--- Start ---
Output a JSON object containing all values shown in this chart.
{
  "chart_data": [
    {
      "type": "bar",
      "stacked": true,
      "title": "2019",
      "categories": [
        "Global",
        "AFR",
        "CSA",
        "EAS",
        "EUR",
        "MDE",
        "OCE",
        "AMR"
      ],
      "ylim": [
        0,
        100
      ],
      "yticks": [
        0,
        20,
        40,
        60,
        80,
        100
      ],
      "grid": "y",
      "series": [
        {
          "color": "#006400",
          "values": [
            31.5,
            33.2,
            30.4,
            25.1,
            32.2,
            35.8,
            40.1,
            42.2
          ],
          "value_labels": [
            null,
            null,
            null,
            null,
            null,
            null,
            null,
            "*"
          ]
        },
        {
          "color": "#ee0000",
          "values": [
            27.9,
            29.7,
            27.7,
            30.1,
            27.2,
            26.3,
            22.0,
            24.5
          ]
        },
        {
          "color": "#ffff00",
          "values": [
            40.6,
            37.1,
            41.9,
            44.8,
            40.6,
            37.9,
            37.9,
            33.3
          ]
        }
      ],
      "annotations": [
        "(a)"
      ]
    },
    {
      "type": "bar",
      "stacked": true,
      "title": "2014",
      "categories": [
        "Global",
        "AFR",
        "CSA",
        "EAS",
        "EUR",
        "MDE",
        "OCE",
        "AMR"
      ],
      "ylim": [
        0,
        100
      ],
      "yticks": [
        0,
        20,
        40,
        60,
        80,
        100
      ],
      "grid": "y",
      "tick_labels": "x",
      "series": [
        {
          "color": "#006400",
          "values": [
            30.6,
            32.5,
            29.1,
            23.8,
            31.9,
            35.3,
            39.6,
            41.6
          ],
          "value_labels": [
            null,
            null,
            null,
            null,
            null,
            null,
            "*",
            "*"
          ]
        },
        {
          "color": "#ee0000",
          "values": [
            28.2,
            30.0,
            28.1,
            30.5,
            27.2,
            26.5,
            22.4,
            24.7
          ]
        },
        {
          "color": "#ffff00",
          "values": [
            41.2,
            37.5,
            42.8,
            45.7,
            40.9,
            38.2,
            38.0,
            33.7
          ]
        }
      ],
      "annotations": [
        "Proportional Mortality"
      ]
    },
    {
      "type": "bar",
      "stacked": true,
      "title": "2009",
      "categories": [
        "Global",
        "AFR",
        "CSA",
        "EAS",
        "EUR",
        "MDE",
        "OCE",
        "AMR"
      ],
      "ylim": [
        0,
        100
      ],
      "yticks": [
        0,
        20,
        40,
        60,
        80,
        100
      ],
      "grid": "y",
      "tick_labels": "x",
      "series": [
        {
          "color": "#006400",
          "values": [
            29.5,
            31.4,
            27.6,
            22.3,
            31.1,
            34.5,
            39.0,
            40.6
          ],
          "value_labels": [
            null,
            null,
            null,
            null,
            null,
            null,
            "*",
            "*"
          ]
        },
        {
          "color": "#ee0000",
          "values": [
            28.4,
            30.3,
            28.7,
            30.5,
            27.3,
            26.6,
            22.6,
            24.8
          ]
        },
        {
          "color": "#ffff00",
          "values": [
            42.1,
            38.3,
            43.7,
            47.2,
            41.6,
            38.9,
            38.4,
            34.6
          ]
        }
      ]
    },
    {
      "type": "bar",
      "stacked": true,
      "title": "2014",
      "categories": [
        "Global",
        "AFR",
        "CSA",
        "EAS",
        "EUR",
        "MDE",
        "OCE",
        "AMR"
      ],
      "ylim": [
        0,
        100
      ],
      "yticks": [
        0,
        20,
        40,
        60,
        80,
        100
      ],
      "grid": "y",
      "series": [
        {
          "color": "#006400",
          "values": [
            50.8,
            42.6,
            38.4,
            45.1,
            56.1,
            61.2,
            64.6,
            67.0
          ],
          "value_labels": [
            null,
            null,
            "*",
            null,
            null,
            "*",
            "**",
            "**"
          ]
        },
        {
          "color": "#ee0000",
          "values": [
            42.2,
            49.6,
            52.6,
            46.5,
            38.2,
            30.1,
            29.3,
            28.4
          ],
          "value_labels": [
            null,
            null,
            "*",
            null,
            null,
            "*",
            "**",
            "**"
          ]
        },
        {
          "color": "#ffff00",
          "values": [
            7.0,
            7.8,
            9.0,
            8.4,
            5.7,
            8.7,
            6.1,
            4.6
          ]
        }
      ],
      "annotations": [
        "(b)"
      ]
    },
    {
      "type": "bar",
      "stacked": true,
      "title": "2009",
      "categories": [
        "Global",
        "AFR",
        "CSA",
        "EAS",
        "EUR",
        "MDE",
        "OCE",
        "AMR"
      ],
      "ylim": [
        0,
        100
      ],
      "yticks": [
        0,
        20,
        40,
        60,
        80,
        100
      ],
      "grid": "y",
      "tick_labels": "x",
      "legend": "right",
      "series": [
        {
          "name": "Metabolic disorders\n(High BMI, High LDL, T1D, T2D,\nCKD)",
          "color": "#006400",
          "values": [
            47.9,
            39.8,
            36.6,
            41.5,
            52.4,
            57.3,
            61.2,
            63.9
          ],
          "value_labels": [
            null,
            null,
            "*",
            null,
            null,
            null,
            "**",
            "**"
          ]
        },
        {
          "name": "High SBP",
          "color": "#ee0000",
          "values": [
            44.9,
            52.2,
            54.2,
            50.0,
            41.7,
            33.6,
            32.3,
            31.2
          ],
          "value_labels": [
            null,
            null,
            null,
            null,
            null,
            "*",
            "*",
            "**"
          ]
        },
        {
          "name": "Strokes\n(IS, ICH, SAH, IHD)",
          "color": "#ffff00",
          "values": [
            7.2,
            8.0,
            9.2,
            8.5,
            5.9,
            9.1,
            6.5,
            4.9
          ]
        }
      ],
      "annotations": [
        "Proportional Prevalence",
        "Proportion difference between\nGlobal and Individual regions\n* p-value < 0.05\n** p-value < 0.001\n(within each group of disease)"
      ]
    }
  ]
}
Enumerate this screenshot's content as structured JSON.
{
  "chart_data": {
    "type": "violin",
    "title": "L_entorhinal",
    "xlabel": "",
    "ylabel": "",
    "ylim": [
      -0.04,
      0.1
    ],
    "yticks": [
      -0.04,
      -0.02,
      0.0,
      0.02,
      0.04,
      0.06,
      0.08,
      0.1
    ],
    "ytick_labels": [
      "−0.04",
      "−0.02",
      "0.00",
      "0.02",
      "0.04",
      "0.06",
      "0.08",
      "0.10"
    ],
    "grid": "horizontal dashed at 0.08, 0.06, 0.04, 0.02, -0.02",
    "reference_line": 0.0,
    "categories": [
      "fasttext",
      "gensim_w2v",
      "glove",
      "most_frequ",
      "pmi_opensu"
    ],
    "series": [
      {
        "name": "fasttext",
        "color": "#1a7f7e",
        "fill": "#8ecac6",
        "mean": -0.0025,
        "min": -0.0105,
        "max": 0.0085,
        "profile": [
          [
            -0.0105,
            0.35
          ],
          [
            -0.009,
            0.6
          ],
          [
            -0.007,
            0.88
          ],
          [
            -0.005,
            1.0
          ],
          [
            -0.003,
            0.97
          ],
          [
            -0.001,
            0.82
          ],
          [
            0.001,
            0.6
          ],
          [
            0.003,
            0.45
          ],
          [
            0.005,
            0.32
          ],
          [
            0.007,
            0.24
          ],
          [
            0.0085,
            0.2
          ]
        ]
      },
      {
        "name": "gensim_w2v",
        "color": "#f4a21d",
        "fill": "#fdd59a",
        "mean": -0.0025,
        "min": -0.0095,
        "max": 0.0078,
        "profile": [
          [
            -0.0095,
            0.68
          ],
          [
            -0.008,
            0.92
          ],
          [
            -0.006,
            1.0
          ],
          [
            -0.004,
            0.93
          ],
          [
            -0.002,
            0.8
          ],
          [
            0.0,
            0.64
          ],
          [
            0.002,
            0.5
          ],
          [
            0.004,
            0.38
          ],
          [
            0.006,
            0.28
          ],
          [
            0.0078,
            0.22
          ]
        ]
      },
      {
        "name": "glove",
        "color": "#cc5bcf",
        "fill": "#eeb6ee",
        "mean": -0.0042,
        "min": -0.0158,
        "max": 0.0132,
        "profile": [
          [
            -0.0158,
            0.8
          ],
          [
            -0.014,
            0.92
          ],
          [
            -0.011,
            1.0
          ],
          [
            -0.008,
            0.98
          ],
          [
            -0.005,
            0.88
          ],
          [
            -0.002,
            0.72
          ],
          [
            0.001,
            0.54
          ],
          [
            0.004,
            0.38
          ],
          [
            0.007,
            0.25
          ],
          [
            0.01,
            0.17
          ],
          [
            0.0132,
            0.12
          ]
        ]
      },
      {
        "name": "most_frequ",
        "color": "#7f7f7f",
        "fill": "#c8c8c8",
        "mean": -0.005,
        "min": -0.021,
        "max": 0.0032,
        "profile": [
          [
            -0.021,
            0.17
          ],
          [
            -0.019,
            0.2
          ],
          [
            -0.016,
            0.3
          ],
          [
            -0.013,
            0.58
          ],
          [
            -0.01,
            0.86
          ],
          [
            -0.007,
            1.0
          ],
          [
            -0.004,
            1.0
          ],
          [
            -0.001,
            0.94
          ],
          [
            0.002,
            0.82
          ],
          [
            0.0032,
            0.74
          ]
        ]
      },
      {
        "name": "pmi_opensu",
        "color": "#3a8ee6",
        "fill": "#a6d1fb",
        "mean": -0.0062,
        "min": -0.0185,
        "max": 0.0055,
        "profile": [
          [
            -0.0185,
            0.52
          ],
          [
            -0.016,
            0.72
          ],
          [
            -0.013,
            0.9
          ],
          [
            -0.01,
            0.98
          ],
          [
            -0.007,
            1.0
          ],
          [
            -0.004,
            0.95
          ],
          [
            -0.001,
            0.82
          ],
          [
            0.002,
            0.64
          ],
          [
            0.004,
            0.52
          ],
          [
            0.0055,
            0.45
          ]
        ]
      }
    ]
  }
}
--- End ---
REQUIRED TASK. Copy each line holding the word "High" from the listing above.

OUTPUT OF THE EXERCISE.
          "name": "Metabolic disorders\n(High BMI, High LDL, T1D, T2D,\nCKD)",
          "name": "High SBP",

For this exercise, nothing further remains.